» Task description: Write out the listing in full, matching it word for word.

--- start Provided information ---

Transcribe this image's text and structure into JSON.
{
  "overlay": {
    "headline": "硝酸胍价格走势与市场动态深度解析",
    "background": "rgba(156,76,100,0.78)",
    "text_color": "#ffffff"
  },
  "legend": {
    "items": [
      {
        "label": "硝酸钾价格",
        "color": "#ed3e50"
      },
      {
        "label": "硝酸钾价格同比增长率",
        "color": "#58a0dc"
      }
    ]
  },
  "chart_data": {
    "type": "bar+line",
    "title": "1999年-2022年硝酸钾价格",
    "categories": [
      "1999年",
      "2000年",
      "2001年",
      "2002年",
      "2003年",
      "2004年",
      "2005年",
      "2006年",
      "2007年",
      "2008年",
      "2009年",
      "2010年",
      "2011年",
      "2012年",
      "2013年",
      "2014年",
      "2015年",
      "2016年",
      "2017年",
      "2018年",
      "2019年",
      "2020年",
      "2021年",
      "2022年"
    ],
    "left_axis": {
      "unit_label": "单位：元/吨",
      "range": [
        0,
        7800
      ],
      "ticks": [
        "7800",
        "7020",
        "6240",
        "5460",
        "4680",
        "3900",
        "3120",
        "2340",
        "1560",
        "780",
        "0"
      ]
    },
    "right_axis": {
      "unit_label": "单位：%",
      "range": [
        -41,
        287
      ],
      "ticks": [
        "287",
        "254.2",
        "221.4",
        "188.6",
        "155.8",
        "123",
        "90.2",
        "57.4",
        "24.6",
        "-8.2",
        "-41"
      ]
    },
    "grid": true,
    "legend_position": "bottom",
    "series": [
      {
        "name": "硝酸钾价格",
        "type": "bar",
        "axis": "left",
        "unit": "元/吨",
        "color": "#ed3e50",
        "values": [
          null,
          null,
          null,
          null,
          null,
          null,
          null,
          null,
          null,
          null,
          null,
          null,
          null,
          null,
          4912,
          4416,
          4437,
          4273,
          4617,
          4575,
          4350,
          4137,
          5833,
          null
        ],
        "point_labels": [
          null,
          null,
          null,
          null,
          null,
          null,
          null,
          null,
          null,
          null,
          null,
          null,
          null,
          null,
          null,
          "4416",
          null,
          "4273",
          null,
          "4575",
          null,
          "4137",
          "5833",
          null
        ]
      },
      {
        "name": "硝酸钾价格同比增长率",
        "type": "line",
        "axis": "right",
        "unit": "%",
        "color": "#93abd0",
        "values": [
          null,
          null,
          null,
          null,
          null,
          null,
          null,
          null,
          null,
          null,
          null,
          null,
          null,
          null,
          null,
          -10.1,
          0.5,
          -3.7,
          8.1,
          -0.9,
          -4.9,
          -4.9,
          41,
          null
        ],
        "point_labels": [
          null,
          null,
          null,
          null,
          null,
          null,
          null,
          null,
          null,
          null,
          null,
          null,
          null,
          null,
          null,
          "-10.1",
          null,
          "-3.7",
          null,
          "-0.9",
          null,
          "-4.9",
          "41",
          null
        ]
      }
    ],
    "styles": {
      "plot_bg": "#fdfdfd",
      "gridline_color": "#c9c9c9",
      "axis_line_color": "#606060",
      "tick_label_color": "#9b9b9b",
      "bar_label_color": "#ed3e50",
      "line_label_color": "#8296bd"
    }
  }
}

--- end Provided information ---

» Worked solution:
Transcribe this image's text and structure into JSON.
{
  "overlay": {
    "headline": "硝酸胍价格走势与市场动态深度解析",
    "background": "rgba(156,76,100,0.78)",
    "text_color": "#ffffff"
  },
  "legend": {
    "items": [
      {
        "label": "硝酸钾价格",
        "color": "#ed3e50"
      },
      {
        "label": "硝酸钾价格同比增长率",
        "color": "#58a0dc"
      }
    ]
  },
  "chart_data": {
    "type": "bar+line",
    "title": "1999年-2022年硝酸钾价格",
    "categories": [
      "1999年",
      "2000年",
      "2001年",
      "2002年",
      "2003年",
      "2004年",
      "2005年",
      "2006年",
      "2007年",
      "2008年",
      "2009年",
      "2010年",
      "2011年",
      "2012年",
      "2013年",
      "2014年",
      "2015年",
      "2016年",
      "2017年",
      "2018年",
      "2019年",
      "2020年",
      "2021年",
      "2022年"
    ],
    "left_axis": {
      "unit_label": "单位：元/吨",
      "range": [
        0,
        7800
      ],
      "ticks": [
        "7800",
        "7020",
        "6240",
        "5460",
        "4680",
        "3900",
        "3120",
        "2340",
        "1560",
        "780",
        "0"
      ]
    },
    "right_axis": {
      "unit_label": "单位：%",
      "range": [
        -41,
        287
      ],
      "ticks": [
        "287",
        "254.2",
        "221.4",
        "188.6",
        "155.8",
        "123",
        "90.2",
        "57.4",
        "24.6",
        "-8.2",
        "-41"
      ]
    },
    "grid": true,
    "legend_position": "bottom",
    "series": [
      {
        "name": "硝酸钾价格",
        "type": "bar",
        "axis": "left",
        "unit": "元/吨",
        "color": "#ed3e50",
        "values": [
          null,
          null,
          null,
          null,
          null,
          null,
          null,
          null,
          null,
          null,
          null,
          null,
          null,
          null,
          4912,
          4416,
          4437,
          4273,
          4617,
          4575,
          4350,
          4137,
          5833,
          null
        ],
        "point_labels": [
          null,
          null,
          null,
          null,
          null,
          null,
          null,
          null,
          null,
          null,
          null,
          null,
          null,
          null,
          null,
          "4416",
          null,
          "4273",
          null,
          "4575",
          null,
          "4137",
          "5833",
          null
        ]
      },
      {
        "name": "硝酸钾价格同比增长率",
        "type": "line",
        "axis": "right",
        "unit": "%",
        "color": "#93abd0",
        "values": [
          null,
          null,
          null,
          null,
          null,
          null,
          null,
          null,
          null,
          null,
          null,
          null,
          null,
          null,
          null,
          -10.1,
          0.5,
          -3.7,
          8.1,
          -0.9,
          -4.9,
          -4.9,
          41,
          null
        ],
        "point_labels": [
          null,
          null,
          null,
          null,
          null,
          null,
          null,
          null,
          null,
          null,
          null,
          null,
          null,
          null,
          null,
          "-10.1",
          null,
          "-3.7",
          null,
          "-0.9",
          null,
          "-4.9",
          "41",
          null
        ]
      }
    ],
    "styles": {
      "plot_bg": "#fdfdfd",
      "gridline_color": "#c9c9c9",
      "axis_line_color": "#606060",
      "tick_label_color": "#9b9b9b",
      "bar_label_color": "#ed3e50",
      "line_label_color": "#8296bd"
    }
  }
}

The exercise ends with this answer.